(Stored data entries)
+ + + + +
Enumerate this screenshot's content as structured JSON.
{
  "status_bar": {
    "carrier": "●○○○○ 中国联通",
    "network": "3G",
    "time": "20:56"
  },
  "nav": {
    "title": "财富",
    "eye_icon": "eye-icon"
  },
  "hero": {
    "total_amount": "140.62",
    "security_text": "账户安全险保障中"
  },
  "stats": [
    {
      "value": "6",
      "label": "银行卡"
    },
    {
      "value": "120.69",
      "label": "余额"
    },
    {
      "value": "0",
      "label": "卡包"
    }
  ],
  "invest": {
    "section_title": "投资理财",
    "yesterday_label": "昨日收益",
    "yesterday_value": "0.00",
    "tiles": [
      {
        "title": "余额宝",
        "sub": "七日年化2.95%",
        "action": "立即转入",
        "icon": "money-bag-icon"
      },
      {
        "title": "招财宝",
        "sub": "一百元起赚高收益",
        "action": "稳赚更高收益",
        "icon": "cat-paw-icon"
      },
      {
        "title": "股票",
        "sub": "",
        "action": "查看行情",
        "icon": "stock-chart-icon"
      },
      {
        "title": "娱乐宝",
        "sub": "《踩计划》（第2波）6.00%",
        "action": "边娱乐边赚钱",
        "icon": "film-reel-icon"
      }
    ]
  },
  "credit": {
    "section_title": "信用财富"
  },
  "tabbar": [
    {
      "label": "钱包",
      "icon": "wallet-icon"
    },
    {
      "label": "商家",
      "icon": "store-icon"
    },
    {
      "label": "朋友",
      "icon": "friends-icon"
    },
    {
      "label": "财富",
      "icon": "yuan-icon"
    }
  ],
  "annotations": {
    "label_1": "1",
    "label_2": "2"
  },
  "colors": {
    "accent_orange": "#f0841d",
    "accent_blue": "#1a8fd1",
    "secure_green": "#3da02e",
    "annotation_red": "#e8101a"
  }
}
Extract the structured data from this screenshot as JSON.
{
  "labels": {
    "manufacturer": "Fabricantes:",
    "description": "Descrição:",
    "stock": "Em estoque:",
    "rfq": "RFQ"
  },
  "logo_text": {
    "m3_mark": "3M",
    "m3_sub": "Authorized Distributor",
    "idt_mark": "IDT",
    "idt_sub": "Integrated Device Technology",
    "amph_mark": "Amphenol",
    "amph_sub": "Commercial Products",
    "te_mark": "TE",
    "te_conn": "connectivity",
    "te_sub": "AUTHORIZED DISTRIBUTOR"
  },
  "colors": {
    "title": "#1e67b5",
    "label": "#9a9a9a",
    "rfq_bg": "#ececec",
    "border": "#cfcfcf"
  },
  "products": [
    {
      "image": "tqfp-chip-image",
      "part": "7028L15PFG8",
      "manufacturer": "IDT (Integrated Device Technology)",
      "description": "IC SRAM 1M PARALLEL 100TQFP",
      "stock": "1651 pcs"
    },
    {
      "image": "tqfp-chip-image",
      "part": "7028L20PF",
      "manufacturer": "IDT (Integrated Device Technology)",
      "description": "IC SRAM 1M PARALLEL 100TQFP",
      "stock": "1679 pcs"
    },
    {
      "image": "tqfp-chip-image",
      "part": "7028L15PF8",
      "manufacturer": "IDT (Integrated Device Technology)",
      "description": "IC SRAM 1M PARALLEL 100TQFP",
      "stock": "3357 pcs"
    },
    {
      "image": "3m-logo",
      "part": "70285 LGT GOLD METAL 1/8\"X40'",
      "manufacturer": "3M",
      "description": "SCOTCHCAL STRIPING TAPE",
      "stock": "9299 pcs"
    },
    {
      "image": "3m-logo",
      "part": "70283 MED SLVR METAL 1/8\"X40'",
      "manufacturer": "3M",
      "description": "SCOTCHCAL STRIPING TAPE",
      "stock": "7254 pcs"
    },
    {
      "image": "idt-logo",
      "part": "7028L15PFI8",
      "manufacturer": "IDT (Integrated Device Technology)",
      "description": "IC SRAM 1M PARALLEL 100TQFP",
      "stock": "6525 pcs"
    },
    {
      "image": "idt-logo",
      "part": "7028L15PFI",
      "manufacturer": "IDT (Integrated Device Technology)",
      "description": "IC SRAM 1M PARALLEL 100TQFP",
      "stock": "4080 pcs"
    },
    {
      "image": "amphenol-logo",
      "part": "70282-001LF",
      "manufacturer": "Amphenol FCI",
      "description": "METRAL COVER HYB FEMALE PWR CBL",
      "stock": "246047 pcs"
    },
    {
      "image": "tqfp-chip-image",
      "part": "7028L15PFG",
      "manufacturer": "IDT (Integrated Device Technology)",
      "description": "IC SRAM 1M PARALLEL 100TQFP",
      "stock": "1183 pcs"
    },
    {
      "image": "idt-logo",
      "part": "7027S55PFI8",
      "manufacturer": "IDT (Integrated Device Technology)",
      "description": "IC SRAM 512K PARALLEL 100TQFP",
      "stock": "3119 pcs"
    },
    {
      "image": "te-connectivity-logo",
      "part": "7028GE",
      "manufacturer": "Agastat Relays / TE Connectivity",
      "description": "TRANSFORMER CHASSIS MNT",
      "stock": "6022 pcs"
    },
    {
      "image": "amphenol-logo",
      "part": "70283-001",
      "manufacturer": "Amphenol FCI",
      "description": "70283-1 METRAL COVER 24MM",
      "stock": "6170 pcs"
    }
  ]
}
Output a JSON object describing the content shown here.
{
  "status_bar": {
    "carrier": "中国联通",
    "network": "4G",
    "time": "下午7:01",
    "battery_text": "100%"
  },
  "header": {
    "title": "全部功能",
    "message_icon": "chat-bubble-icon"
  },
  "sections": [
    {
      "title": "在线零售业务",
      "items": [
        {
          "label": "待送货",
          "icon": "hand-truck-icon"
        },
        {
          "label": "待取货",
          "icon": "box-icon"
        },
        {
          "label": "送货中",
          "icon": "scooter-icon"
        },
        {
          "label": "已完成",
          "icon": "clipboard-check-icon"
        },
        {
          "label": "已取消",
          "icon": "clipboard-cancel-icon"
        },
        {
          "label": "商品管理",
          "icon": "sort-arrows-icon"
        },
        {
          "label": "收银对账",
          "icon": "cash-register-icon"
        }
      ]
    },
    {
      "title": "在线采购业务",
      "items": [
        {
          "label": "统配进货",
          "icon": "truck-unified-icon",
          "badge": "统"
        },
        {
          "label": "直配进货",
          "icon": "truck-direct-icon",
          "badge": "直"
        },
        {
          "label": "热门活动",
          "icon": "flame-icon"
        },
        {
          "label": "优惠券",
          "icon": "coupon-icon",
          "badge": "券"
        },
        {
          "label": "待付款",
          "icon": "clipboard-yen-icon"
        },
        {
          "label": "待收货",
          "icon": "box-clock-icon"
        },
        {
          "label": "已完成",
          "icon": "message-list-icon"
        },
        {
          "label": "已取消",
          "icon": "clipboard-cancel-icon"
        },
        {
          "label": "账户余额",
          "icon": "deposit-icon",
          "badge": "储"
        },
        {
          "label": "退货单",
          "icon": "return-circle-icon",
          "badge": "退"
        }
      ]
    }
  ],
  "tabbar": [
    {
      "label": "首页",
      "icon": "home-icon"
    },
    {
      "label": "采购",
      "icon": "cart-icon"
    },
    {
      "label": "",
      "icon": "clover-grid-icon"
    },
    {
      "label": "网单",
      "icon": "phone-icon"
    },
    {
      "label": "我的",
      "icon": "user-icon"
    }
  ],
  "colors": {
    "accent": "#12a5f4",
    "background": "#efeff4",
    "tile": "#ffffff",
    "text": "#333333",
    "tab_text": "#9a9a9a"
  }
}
+ + + + +
- [Aim of the task] Repeat the material in full, exactly as it stands.

- [Exercise response]
Enumerate this screenshot's content as structured JSON.
{
  "status_bar": {
    "carrier": "●○○○○ 中国联通",
    "network": "3G",
    "time": "20:56"
  },
  "nav": {
    "title": "财富",
    "eye_icon": "eye-icon"
  },
  "hero": {
    "total_amount": "140.62",
    "security_text": "账户安全险保障中"
  },
  "stats": [
    {
      "value": "6",
      "label": "银行卡"
    },
    {
      "value": "120.69",
      "label": "余额"
    },
    {
      "value": "0",
      "label": "卡包"
    }
  ],
  "invest": {
    "section_title": "投资理财",
    "yesterday_label": "昨日收益",
    "yesterday_value": "0.00",
    "tiles": [
      {
        "title": "余额宝",
        "sub": "七日年化2.95%",
        "action": "立即转入",
        "icon": "money-bag-icon"
      },
      {
        "title": "招财宝",
        "sub": "一百元起赚高收益",
        "action": "稳赚更高收益",
        "icon": "cat-paw-icon"
      },
      {
        "title": "股票",
        "sub": "",
        "action": "查看行情",
        "icon": "stock-chart-icon"
      },
      {
        "title": "娱乐宝",
        "sub": "《踩计划》（第2波）6.00%",
        "action": "边娱乐边赚钱",
        "icon": "film-reel-icon"
      }
    ]
  },
  "credit": {
    "section_title": "信用财富"
  },
  "tabbar": [
    {
      "label": "钱包",
      "icon": "wallet-icon"
    },
    {
      "label": "商家",
      "icon": "store-icon"
    },
    {
      "label": "朋友",
      "icon": "friends-icon"
    },
    {
      "label": "财富",
      "icon": "yuan-icon"
    }
  ],
  "annotations": {
    "label_1": "1",
    "label_2": "2"
  },
  "colors": {
    "accent_orange": "#f0841d",
    "accent_blue": "#1a8fd1",
    "secure_green": "#3da02e",
    "annotation_red": "#e8101a"
  }
}
Extract the structured data from this screenshot as JSON.
{
  "labels": {
    "manufacturer": "Fabricantes:",
    "description": "Descrição:",
    "stock": "Em estoque:",
    "rfq": "RFQ"
  },
  "logo_text": {
    "m3_mark": "3M",
    "m3_sub": "Authorized Distributor",
    "idt_mark": "IDT",
    "idt_sub": "Integrated Device Technology",
    "amph_mark": "Amphenol",
    "amph_sub": "Commercial Products",
    "te_mark": "TE",
    "te_conn": "connectivity",
    "te_sub": "AUTHORIZED DISTRIBUTOR"
  },
  "colors": {
    "title": "#1e67b5",
    "label": "#9a9a9a",
    "rfq_bg": "#ececec",
    "border": "#cfcfcf"
  },
  "products": [
    {
      "image": "tqfp-chip-image",
      "part": "7028L15PFG8",
      "manufacturer": "IDT (Integrated Device Technology)",
      "description": "IC SRAM 1M PARALLEL 100TQFP",
      "stock": "1651 pcs"
    },
    {
      "image": "tqfp-chip-image",
      "part": "7028L20PF",
      "manufacturer": "IDT (Integrated Device Technology)",
      "description": "IC SRAM 1M PARALLEL 100TQFP",
      "stock": "1679 pcs"
    },
    {
      "image": "tqfp-chip-image",
      "part": "7028L15PF8",
      "manufacturer": "IDT (Integrated Device Technology)",
      "description": "IC SRAM 1M PARALLEL 100TQFP",
      "stock": "3357 pcs"
    },
    {
      "image": "3m-logo",
      "part": "70285 LGT GOLD METAL 1/8\"X40'",
      "manufacturer": "3M",
      "description": "SCOTCHCAL STRIPING TAPE",
      "stock": "9299 pcs"
    },
    {
      "image": "3m-logo",
      "part": "70283 MED SLVR METAL 1/8\"X40'",
      "manufacturer": "3M",
      "description": "SCOTCHCAL STRIPING TAPE",
      "stock": "7254 pcs"
    },
    {
      "image": "idt-logo",
      "part": "7028L15PFI8",
      "manufacturer": "IDT (Integrated Device Technology)",
      "description": "IC SRAM 1M PARALLEL 100TQFP",
      "stock": "6525 pcs"
    },
    {
      "image": "idt-logo",
      "part": "7028L15PFI",
      "manufacturer": "IDT (Integrated Device Technology)",
      "description": "IC SRAM 1M PARALLEL 100TQFP",
      "stock": "4080 pcs"
    },
    {
      "image": "amphenol-logo",
      "part": "70282-001LF",
      "manufacturer": "Amphenol FCI",
      "description": "METRAL COVER HYB FEMALE PWR CBL",
      "stock": "246047 pcs"
    },
    {
      "image": "tqfp-chip-image",
      "part": "7028L15PFG",
      "manufacturer": "IDT (Integrated Device Technology)",
      "description": "IC SRAM 1M PARALLEL 100TQFP",
      "stock": "1183 pcs"
    },
    {
      "image": "idt-logo",
      "part": "7027S55PFI8",
      "manufacturer": "IDT (Integrated Device Technology)",
      "description": "IC SRAM 512K PARALLEL 100TQFP",
      "stock": "3119 pcs"
    },
    {
      "image": "te-connectivity-logo",
      "part": "7028GE",
      "manufacturer": "Agastat Relays / TE Connectivity",
      "description": "TRANSFORMER CHASSIS MNT",
      "stock": "6022 pcs"
    },
    {
      "image": "amphenol-logo",
      "part": "70283-001",
      "manufacturer": "Amphenol FCI",
      "description": "70283-1 METRAL COVER 24MM",
      "stock": "6170 pcs"
    }
  ]
}
Output a JSON object describing the content shown here.
{
  "status_bar": {
    "carrier": "中国联通",
    "network": "4G",
    "time": "下午7:01",
    "battery_text": "100%"
  },
  "header": {
    "title": "全部功能",
    "message_icon": "chat-bubble-icon"
  },
  "sections": [
    {
      "title": "在线零售业务",
      "items": [
        {
          "label": "待送货",
          "icon": "hand-truck-icon"
        },
        {
          "label": "待取货",
          "icon": "box-icon"
        },
        {
          "label": "送货中",
          "icon": "scooter-icon"
        },
        {
          "label": "已完成",
          "icon": "clipboard-check-icon"
        },
        {
          "label": "已取消",
          "icon": "clipboard-cancel-icon"
        },
        {
          "label": "商品管理",
          "icon": "sort-arrows-icon"
        },
        {
          "label": "收银对账",
          "icon": "cash-register-icon"
        }
      ]
    },
    {
      "title": "在线采购业务",
      "items": [
        {
          "label": "统配进货",
          "icon": "truck-unified-icon",
          "badge": "统"
        },
        {
          "label": "直配进货",
          "icon": "truck-direct-icon",
          "badge": "直"
        },
        {
          "label": "热门活动",
          "icon": "flame-icon"
        },
        {
          "label": "优惠券",
          "icon": "coupon-icon",
          "badge": "券"
        },
        {
          "label": "待付款",
          "icon": "clipboard-yen-icon"
        },
        {
          "label": "待收货",
          "icon": "box-clock-icon"
        },
        {
          "label": "已完成",
          "icon": "message-list-icon"
        },
        {
          "label": "已取消",
          "icon": "clipboard-cancel-icon"
        },
        {
          "label": "账户余额",
          "icon": "deposit-icon",
          "badge": "储"
        },
        {
          "label": "退货单",
          "icon": "return-circle-icon",
          "badge": "退"
        }
      ]
    }
  ],
  "tabbar": [
    {
      "label": "首页",
      "icon": "home-icon"
    },
    {
      "label": "采购",
      "icon": "cart-icon"
    },
    {
      "label": "",
      "icon": "clover-grid-icon"
    },
    {
      "label": "网单",
      "icon": "phone-icon"
    },
    {
      "label": "我的",
      "icon": "user-icon"
    }
  ],
  "colors": {
    "accent": "#12a5f4",
    "background": "#efeff4",
    "tile": "#ffffff",
    "text": "#333333",
    "tab_text": "#9a9a9a"
  }
}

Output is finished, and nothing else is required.